"""

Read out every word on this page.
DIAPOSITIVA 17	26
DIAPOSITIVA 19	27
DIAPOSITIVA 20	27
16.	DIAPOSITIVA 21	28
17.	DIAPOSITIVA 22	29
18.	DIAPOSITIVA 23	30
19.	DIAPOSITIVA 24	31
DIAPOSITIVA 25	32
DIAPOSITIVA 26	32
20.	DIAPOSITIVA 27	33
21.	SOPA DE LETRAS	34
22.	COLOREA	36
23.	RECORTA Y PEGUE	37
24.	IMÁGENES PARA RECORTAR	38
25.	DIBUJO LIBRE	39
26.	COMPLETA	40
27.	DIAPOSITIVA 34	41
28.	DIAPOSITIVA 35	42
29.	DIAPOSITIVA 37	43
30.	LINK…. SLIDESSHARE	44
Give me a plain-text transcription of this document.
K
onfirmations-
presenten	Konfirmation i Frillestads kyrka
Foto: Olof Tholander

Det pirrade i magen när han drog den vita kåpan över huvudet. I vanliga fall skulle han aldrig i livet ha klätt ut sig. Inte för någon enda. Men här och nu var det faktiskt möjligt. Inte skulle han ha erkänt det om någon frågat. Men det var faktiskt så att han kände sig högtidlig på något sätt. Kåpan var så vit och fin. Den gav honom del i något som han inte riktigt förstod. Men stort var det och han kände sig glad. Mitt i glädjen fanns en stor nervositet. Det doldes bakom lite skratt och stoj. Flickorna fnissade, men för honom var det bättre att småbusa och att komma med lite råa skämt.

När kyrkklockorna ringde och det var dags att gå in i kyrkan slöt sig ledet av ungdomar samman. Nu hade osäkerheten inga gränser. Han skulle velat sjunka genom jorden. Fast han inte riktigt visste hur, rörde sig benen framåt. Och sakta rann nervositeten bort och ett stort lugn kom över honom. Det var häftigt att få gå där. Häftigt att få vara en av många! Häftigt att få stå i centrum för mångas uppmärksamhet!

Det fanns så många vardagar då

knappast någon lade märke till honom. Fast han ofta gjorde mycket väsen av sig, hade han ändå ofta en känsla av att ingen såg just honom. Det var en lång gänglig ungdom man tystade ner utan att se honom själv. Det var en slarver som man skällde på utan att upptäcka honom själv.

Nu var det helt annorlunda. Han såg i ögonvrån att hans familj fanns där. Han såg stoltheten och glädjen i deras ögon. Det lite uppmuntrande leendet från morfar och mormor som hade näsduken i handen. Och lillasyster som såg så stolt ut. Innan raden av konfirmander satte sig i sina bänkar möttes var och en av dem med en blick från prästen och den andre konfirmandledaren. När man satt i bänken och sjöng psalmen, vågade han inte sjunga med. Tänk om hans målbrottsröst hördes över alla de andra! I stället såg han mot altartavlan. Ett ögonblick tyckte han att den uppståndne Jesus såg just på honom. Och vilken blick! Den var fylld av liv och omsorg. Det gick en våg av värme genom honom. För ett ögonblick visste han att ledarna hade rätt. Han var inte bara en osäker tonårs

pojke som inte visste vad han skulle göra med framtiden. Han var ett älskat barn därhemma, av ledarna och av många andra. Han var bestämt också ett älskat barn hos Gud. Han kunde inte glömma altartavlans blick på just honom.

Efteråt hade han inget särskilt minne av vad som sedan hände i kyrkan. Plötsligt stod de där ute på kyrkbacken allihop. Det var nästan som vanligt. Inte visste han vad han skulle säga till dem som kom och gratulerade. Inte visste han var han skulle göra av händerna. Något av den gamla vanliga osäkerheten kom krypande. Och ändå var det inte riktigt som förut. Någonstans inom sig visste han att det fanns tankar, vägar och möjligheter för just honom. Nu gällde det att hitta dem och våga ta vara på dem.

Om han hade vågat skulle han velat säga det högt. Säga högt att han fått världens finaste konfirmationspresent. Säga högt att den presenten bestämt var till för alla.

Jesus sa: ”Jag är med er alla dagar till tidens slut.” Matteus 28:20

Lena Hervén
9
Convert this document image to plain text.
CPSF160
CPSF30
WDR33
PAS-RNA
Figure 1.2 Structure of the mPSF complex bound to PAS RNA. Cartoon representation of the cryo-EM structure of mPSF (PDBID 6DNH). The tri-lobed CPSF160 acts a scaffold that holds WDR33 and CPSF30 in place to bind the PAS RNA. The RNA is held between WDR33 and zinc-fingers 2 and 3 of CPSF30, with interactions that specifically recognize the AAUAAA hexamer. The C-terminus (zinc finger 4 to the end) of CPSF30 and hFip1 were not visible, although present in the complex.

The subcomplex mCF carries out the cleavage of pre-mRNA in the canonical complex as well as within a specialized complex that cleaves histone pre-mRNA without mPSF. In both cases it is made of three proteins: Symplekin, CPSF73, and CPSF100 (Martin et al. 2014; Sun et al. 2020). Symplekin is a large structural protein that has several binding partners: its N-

"""

**TASK ITEM:** The records above are to be copied out exactly, line for line.

**RESPONSE BOX:**
Read out every word on this page.
DIAPOSITIVA 17	26
DIAPOSITIVA 19	27
DIAPOSITIVA 20	27
16.	DIAPOSITIVA 21	28
17.	DIAPOSITIVA 22	29
18.	DIAPOSITIVA 23	30
19.	DIAPOSITIVA 24	31
DIAPOSITIVA 25	32
DIAPOSITIVA 26	32
20.	DIAPOSITIVA 27	33
21.	SOPA DE LETRAS	34
22.	COLOREA	36
23.	RECORTA Y PEGUE	37
24.	IMÁGENES PARA RECORTAR	38
25.	DIBUJO LIBRE	39
26.	COMPLETA	40
27.	DIAPOSITIVA 34	41
28.	DIAPOSITIVA 35	42
29.	DIAPOSITIVA 37	43
30.	LINK…. SLIDESSHARE	44
Give me a plain-text transcription of this document.
K
onfirmations-
presenten	Konfirmation i Frillestads kyrka
Foto: Olof Tholander

Det pirrade i magen när han drog den vita kåpan över huvudet. I vanliga fall skulle han aldrig i livet ha klätt ut sig. Inte för någon enda. Men här och nu var det faktiskt möjligt. Inte skulle han ha erkänt det om någon frågat. Men det var faktiskt så att han kände sig högtidlig på något sätt. Kåpan var så vit och fin. Den gav honom del i något som han inte riktigt förstod. Men stort var det och han kände sig glad. Mitt i glädjen fanns en stor nervositet. Det doldes bakom lite skratt och stoj. Flickorna fnissade, men för honom var det bättre att småbusa och att komma med lite råa skämt.

När kyrkklockorna ringde och det var dags att gå in i kyrkan slöt sig ledet av ungdomar samman. Nu hade osäkerheten inga gränser. Han skulle velat sjunka genom jorden. Fast han inte riktigt visste hur, rörde sig benen framåt. Och sakta rann nervositeten bort och ett stort lugn kom över honom. Det var häftigt att få gå där. Häftigt att få vara en av många! Häftigt att få stå i centrum för mångas uppmärksamhet!

Det fanns så många vardagar då

knappast någon lade märke till honom. Fast han ofta gjorde mycket väsen av sig, hade han ändå ofta en känsla av att ingen såg just honom. Det var en lång gänglig ungdom man tystade ner utan att se honom själv. Det var en slarver som man skällde på utan att upptäcka honom själv.

Nu var det helt annorlunda. Han såg i ögonvrån att hans familj fanns där. Han såg stoltheten och glädjen i deras ögon. Det lite uppmuntrande leendet från morfar och mormor som hade näsduken i handen. Och lillasyster som såg så stolt ut. Innan raden av konfirmander satte sig i sina bänkar möttes var och en av dem med en blick från prästen och den andre konfirmandledaren. När man satt i bänken och sjöng psalmen, vågade han inte sjunga med. Tänk om hans målbrottsröst hördes över alla de andra! I stället såg han mot altartavlan. Ett ögonblick tyckte han att den uppståndne Jesus såg just på honom. Och vilken blick! Den var fylld av liv och omsorg. Det gick en våg av värme genom honom. För ett ögonblick visste han att ledarna hade rätt. Han var inte bara en osäker tonårs

pojke som inte visste vad han skulle göra med framtiden. Han var ett älskat barn därhemma, av ledarna och av många andra. Han var bestämt också ett älskat barn hos Gud. Han kunde inte glömma altartavlans blick på just honom.

Efteråt hade han inget särskilt minne av vad som sedan hände i kyrkan. Plötsligt stod de där ute på kyrkbacken allihop. Det var nästan som vanligt. Inte visste han vad han skulle säga till dem som kom och gratulerade. Inte visste han var han skulle göra av händerna. Något av den gamla vanliga osäkerheten kom krypande. Och ändå var det inte riktigt som förut. Någonstans inom sig visste han att det fanns tankar, vägar och möjligheter för just honom. Nu gällde det att hitta dem och våga ta vara på dem.

Om han hade vågat skulle han velat säga det högt. Säga högt att han fått världens finaste konfirmationspresent. Säga högt att den presenten bestämt var till för alla.

Jesus sa: ”Jag är med er alla dagar till tidens slut.” Matteus 28:20

Lena Hervén
9
Convert this document image to plain text.
CPSF160
CPSF30
WDR33
PAS-RNA
Figure 1.2 Structure of the mPSF complex bound to PAS RNA. Cartoon representation of the cryo-EM structure of mPSF (PDBID 6DNH). The tri-lobed CPSF160 acts a scaffold that holds WDR33 and CPSF30 in place to bind the PAS RNA. The RNA is held between WDR33 and zinc-fingers 2 and 3 of CPSF30, with interactions that specifically recognize the AAUAAA hexamer. The C-terminus (zinc finger 4 to the end) of CPSF30 and hFip1 were not visible, although present in the complex.

The subcomplex mCF carries out the cleavage of pre-mRNA in the canonical complex as well as within a specialized complex that cleaves histone pre-mRNA without mPSF. In both cases it is made of three proteins: Symplekin, CPSF73, and CPSF100 (Martin et al. 2014; Sun et al. 2020). Symplekin is a large structural protein that has several binding partners: its N-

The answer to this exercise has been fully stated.